>> Begin MATERIAL PROVIDED

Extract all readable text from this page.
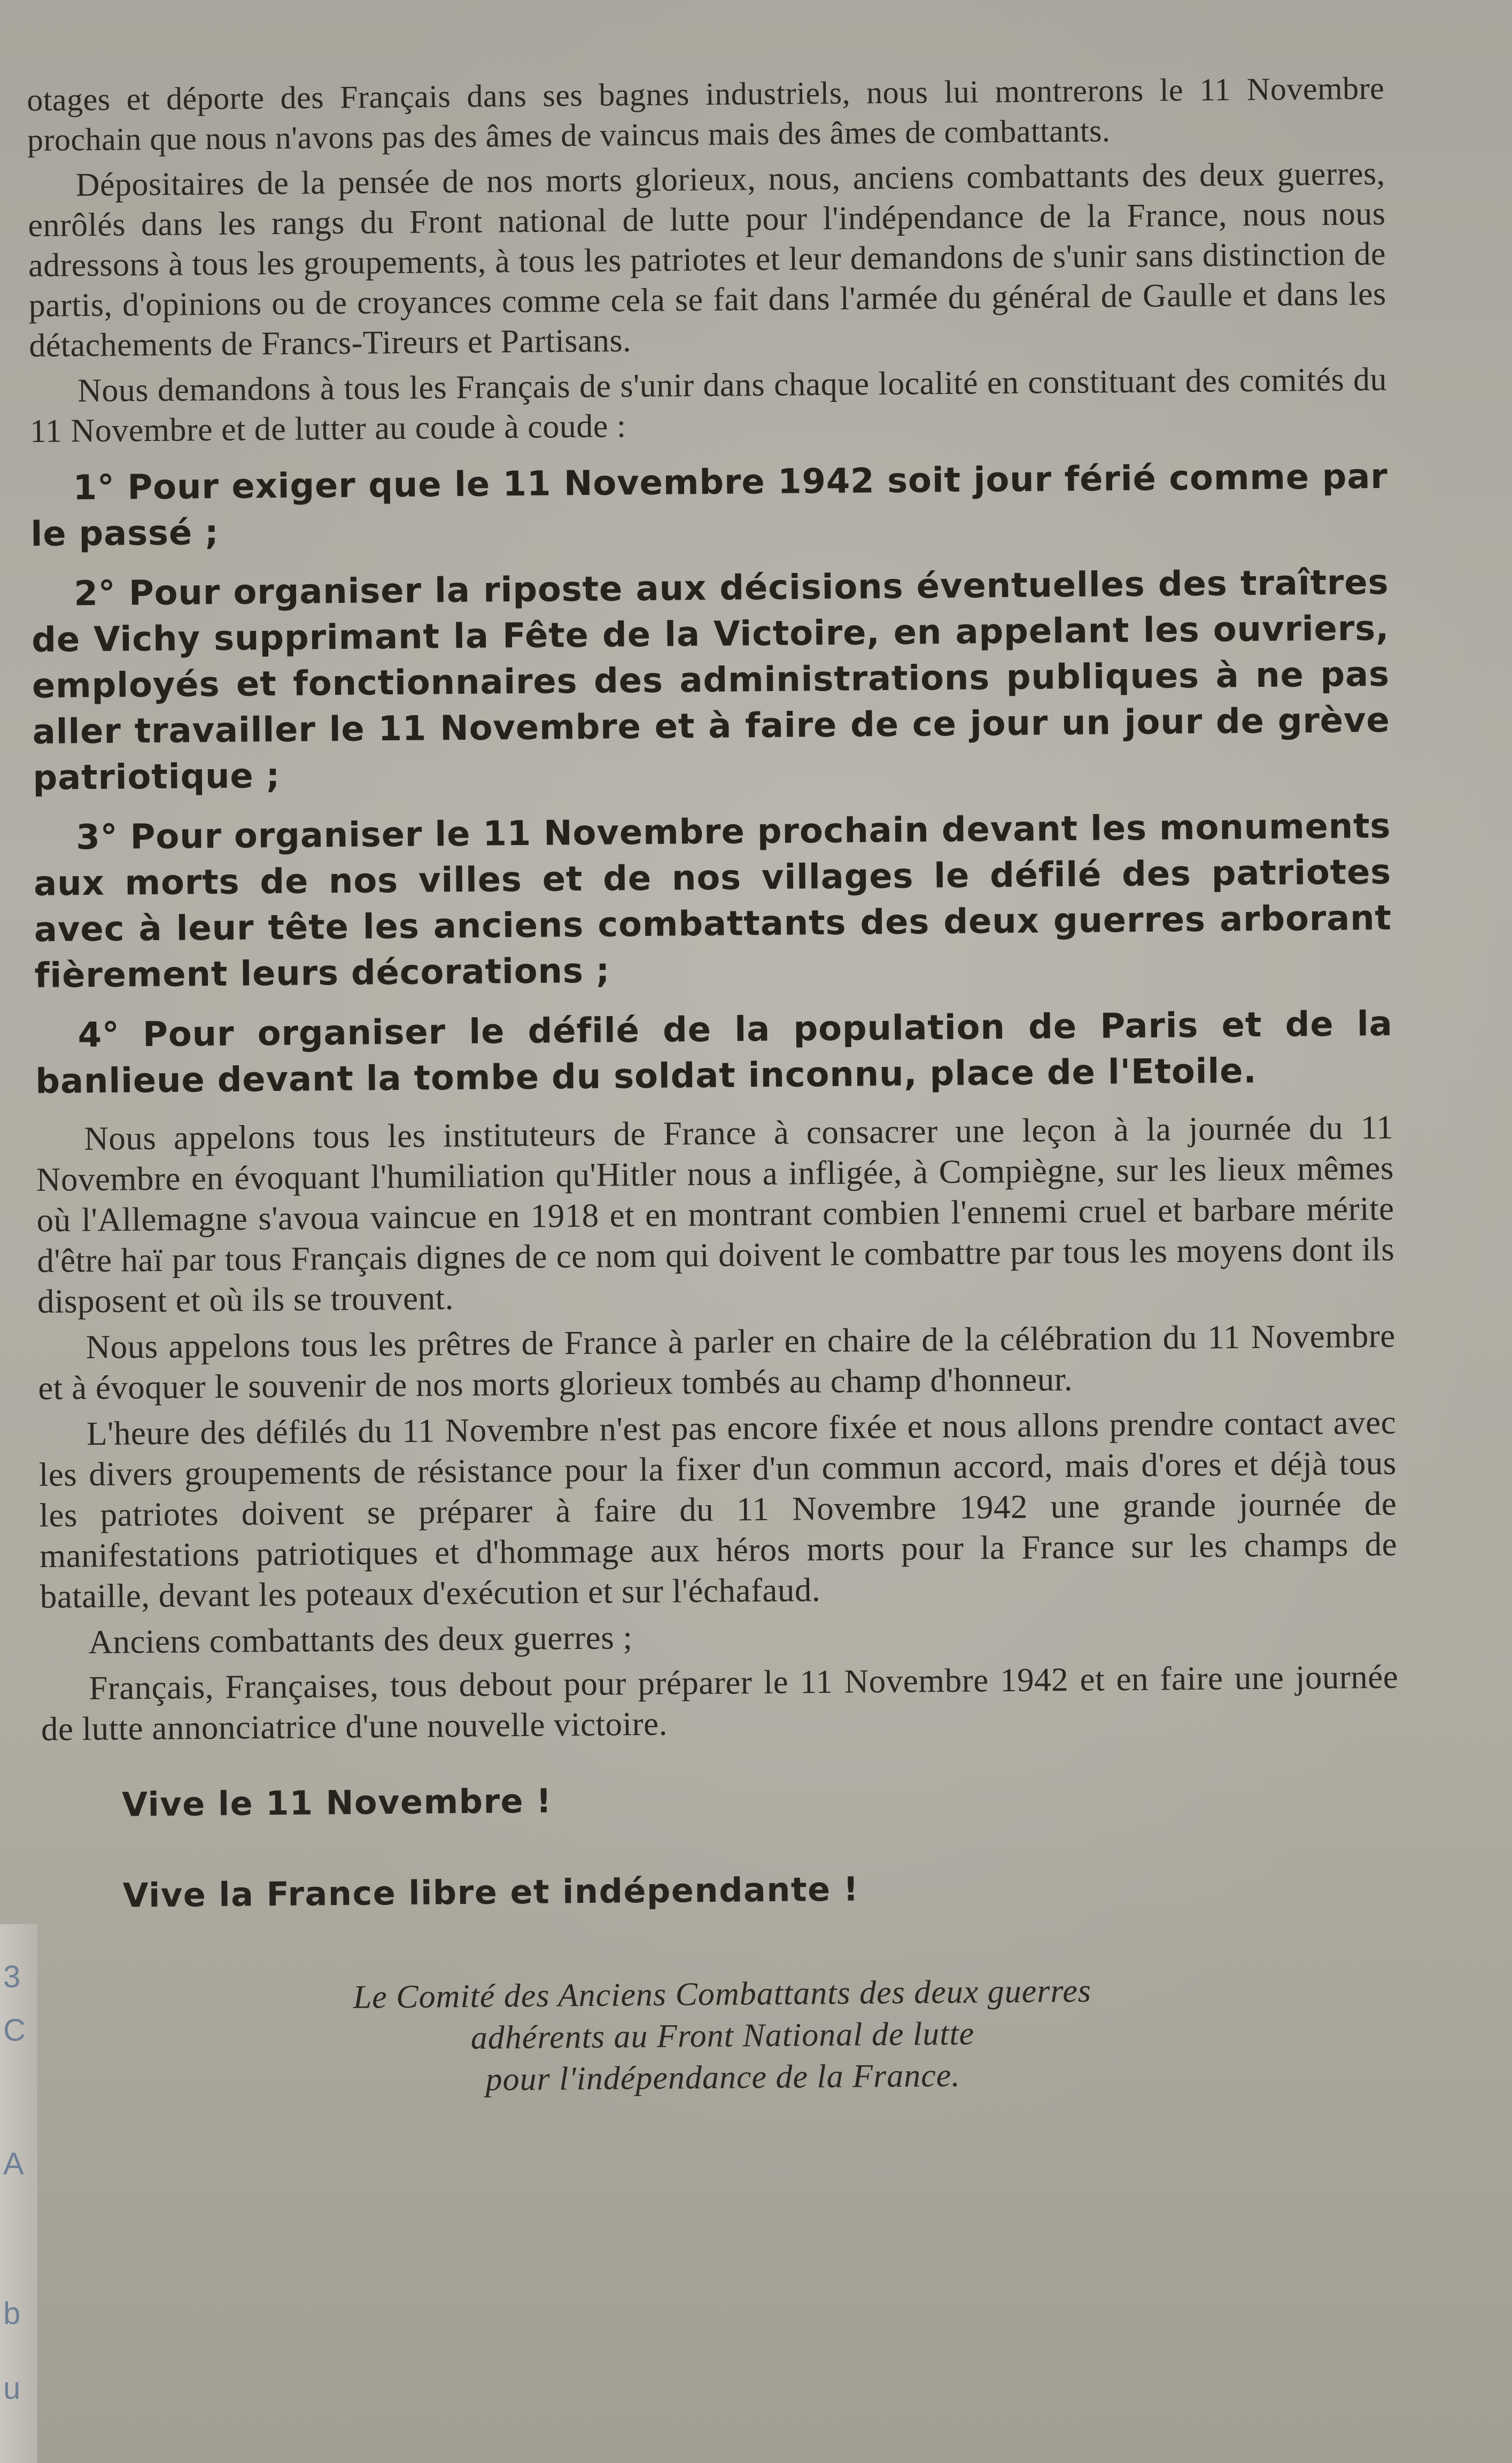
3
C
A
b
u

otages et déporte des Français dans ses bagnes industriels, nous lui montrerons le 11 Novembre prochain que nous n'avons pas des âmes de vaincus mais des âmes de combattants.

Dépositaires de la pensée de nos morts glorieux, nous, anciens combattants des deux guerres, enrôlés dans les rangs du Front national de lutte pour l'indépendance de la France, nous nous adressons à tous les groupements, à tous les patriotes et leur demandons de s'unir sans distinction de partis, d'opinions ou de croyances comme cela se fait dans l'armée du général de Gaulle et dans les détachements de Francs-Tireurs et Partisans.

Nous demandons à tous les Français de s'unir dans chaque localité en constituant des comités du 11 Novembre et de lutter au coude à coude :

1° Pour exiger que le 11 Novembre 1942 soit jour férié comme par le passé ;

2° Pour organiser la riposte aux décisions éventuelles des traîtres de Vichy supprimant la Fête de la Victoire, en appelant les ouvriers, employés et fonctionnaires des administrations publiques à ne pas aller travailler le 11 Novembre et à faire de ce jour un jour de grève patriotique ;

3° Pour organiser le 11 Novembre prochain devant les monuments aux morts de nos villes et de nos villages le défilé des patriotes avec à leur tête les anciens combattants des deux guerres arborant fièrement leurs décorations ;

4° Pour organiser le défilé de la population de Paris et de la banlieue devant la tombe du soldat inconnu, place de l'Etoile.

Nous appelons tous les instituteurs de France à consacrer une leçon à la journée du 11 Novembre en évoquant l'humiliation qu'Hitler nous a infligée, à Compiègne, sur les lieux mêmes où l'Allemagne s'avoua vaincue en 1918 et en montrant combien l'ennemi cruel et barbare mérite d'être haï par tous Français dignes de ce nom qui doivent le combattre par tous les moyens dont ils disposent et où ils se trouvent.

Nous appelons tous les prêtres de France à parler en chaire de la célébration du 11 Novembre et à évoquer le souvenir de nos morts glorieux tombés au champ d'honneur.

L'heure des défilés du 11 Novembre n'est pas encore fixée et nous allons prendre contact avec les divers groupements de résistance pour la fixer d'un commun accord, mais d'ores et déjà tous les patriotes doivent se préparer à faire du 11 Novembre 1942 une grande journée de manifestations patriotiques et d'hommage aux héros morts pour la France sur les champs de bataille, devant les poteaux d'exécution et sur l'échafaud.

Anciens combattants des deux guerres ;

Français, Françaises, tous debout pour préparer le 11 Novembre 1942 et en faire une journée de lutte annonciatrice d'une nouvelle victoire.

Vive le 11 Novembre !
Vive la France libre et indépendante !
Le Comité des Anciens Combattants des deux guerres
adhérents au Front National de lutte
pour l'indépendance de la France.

>> End MATERIAL PROVIDED

=== AIM ===
Quote every record above exactly, leaving out any pictures.

=== PROBLEM SOLUTION ===
Extract all readable text from this page.
3
C
A
b
u

otages et déporte des Français dans ses bagnes industriels, nous lui montrerons le 11 Novembre prochain que nous n'avons pas des âmes de vaincus mais des âmes de combattants.

Dépositaires de la pensée de nos morts glorieux, nous, anciens combattants des deux guerres, enrôlés dans les rangs du Front national de lutte pour l'indépendance de la France, nous nous adressons à tous les groupements, à tous les patriotes et leur demandons de s'unir sans distinction de partis, d'opinions ou de croyances comme cela se fait dans l'armée du général de Gaulle et dans les détachements de Francs-Tireurs et Partisans.

Nous demandons à tous les Français de s'unir dans chaque localité en constituant des comités du 11 Novembre et de lutter au coude à coude :

1° Pour exiger que le 11 Novembre 1942 soit jour férié comme par le passé ;

2° Pour organiser la riposte aux décisions éventuelles des traîtres de Vichy supprimant la Fête de la Victoire, en appelant les ouvriers, employés et fonctionnaires des administrations publiques à ne pas aller travailler le 11 Novembre et à faire de ce jour un jour de grève patriotique ;

3° Pour organiser le 11 Novembre prochain devant les monuments aux morts de nos villes et de nos villages le défilé des patriotes avec à leur tête les anciens combattants des deux guerres arborant fièrement leurs décorations ;

4° Pour organiser le défilé de la population de Paris et de la banlieue devant la tombe du soldat inconnu, place de l'Etoile.

Nous appelons tous les instituteurs de France à consacrer une leçon à la journée du 11 Novembre en évoquant l'humiliation qu'Hitler nous a infligée, à Compiègne, sur les lieux mêmes où l'Allemagne s'avoua vaincue en 1918 et en montrant combien l'ennemi cruel et barbare mérite d'être haï par tous Français dignes de ce nom qui doivent le combattre par tous les moyens dont ils disposent et où ils se trouvent.

Nous appelons tous les prêtres de France à parler en chaire de la célébration du 11 Novembre et à évoquer le souvenir de nos morts glorieux tombés au champ d'honneur.

L'heure des défilés du 11 Novembre n'est pas encore fixée et nous allons prendre contact avec les divers groupements de résistance pour la fixer d'un commun accord, mais d'ores et déjà tous les patriotes doivent se préparer à faire du 11 Novembre 1942 une grande journée de manifestations patriotiques et d'hommage aux héros morts pour la France sur les champs de bataille, devant les poteaux d'exécution et sur l'échafaud.

Anciens combattants des deux guerres ;

Français, Françaises, tous debout pour préparer le 11 Novembre 1942 et en faire une journée de lutte annonciatrice d'une nouvelle victoire.

Vive le 11 Novembre !
Vive la France libre et indépendante !
Le Comité des Anciens Combattants des deux guerres
adhérents au Front National de lutte
pour l'indépendance de la France.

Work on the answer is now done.